··· RECORD EXTRACTS ···

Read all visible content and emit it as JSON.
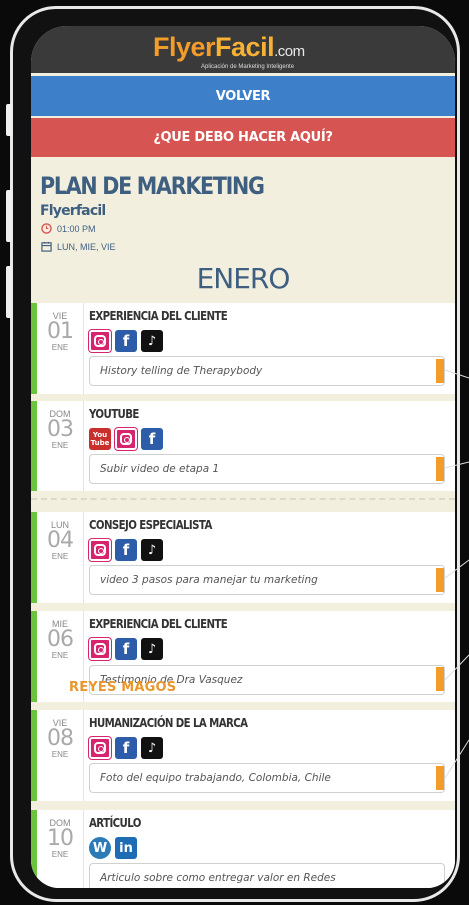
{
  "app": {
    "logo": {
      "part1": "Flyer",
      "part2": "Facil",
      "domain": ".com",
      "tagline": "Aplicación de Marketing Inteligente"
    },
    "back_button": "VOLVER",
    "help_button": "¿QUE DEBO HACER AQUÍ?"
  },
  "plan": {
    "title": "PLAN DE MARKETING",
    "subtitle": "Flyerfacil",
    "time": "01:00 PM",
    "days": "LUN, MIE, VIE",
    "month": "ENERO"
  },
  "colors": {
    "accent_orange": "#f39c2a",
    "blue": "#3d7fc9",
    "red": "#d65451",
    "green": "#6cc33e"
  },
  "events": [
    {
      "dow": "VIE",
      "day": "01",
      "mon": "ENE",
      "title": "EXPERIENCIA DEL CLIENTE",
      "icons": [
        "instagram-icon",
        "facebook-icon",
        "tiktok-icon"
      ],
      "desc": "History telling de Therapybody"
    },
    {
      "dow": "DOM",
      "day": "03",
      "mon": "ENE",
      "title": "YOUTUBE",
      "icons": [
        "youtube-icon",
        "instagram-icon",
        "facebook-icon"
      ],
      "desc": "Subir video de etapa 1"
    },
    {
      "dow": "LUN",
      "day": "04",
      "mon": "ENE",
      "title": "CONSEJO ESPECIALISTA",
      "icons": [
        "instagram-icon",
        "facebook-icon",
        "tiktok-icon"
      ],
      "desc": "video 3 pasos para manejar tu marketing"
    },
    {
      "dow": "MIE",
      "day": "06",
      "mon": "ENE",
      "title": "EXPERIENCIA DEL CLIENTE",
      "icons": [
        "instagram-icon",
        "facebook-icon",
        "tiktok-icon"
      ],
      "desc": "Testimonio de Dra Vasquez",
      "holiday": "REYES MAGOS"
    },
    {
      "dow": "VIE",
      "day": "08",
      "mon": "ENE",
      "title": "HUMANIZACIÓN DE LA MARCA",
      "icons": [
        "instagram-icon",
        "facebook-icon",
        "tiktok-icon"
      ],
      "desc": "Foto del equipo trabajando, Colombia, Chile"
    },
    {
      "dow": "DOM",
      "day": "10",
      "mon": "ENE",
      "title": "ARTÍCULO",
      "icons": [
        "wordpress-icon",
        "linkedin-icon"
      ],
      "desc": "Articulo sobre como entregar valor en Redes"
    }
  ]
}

···

Reproduce each record from above exactly; pictures do not belong in the copy.

◆ RESULT OF THIS EXERCISE:
Read all visible content and emit it as JSON.
{
  "app": {
    "logo": {
      "part1": "Flyer",
      "part2": "Facil",
      "domain": ".com",
      "tagline": "Aplicación de Marketing Inteligente"
    },
    "back_button": "VOLVER",
    "help_button": "¿QUE DEBO HACER AQUÍ?"
  },
  "plan": {
    "title": "PLAN DE MARKETING",
    "subtitle": "Flyerfacil",
    "time": "01:00 PM",
    "days": "LUN, MIE, VIE",
    "month": "ENERO"
  },
  "colors": {
    "accent_orange": "#f39c2a",
    "blue": "#3d7fc9",
    "red": "#d65451",
    "green": "#6cc33e"
  },
  "events": [
    {
      "dow": "VIE",
      "day": "01",
      "mon": "ENE",
      "title": "EXPERIENCIA DEL CLIENTE",
      "icons": [
        "instagram-icon",
        "facebook-icon",
        "tiktok-icon"
      ],
      "desc": "History telling de Therapybody"
    },
    {
      "dow": "DOM",
      "day": "03",
      "mon": "ENE",
      "title": "YOUTUBE",
      "icons": [
        "youtube-icon",
        "instagram-icon",
        "facebook-icon"
      ],
      "desc": "Subir video de etapa 1"
    },
    {
      "dow": "LUN",
      "day": "04",
      "mon": "ENE",
      "title": "CONSEJO ESPECIALISTA",
      "icons": [
        "instagram-icon",
        "facebook-icon",
        "tiktok-icon"
      ],
      "desc": "video 3 pasos para manejar tu marketing"
    },
    {
      "dow": "MIE",
      "day": "06",
      "mon": "ENE",
      "title": "EXPERIENCIA DEL CLIENTE",
      "icons": [
        "instagram-icon",
        "facebook-icon",
        "tiktok-icon"
      ],
      "desc": "Testimonio de Dra Vasquez",
      "holiday": "REYES MAGOS"
    },
    {
      "dow": "VIE",
      "day": "08",
      "mon": "ENE",
      "title": "HUMANIZACIÓN DE LA MARCA",
      "icons": [
        "instagram-icon",
        "facebook-icon",
        "tiktok-icon"
      ],
      "desc": "Foto del equipo trabajando, Colombia, Chile"
    },
    {
      "dow": "DOM",
      "day": "10",
      "mon": "ENE",
      "title": "ARTÍCULO",
      "icons": [
        "wordpress-icon",
        "linkedin-icon"
      ],
      "desc": "Articulo sobre como entregar valor en Redes"
    }
  ]
}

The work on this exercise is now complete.